(Dataset records)
----

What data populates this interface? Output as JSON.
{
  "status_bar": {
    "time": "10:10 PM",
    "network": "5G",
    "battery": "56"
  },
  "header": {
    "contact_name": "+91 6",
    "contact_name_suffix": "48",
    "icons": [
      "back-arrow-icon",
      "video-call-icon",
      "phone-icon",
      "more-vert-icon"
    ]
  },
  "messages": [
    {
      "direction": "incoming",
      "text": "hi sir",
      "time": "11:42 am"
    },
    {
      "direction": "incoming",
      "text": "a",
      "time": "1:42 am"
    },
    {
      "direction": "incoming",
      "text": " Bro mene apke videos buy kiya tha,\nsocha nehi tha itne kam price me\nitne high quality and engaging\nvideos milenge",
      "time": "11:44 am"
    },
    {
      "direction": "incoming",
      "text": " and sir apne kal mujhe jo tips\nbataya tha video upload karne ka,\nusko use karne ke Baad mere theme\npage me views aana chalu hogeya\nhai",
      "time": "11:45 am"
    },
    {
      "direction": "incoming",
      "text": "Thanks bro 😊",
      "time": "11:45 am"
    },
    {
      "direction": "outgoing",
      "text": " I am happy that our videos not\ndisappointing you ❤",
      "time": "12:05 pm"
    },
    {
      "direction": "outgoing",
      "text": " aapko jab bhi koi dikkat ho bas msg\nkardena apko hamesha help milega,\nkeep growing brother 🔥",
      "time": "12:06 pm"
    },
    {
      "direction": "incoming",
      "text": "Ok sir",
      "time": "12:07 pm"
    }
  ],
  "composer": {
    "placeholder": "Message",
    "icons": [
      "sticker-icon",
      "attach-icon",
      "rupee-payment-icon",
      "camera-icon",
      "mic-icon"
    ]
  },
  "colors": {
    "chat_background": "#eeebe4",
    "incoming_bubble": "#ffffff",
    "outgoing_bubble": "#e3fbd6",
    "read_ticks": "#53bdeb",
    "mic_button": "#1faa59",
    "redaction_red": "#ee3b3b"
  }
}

----

■ **TO BE DONE**: Pull out each line holding the string "time".

■ **RESULT FOR THIS TASK**:
    "time": "10:10 PM",
      "time": "11:42 am"
      "time": "1:42 am"
      "time": "11:44 am"
      "time": "11:45 am"
      "time": "11:45 am"
      "time": "12:05 pm"
      "time": "12:06 pm"
      "time": "12:07 pm"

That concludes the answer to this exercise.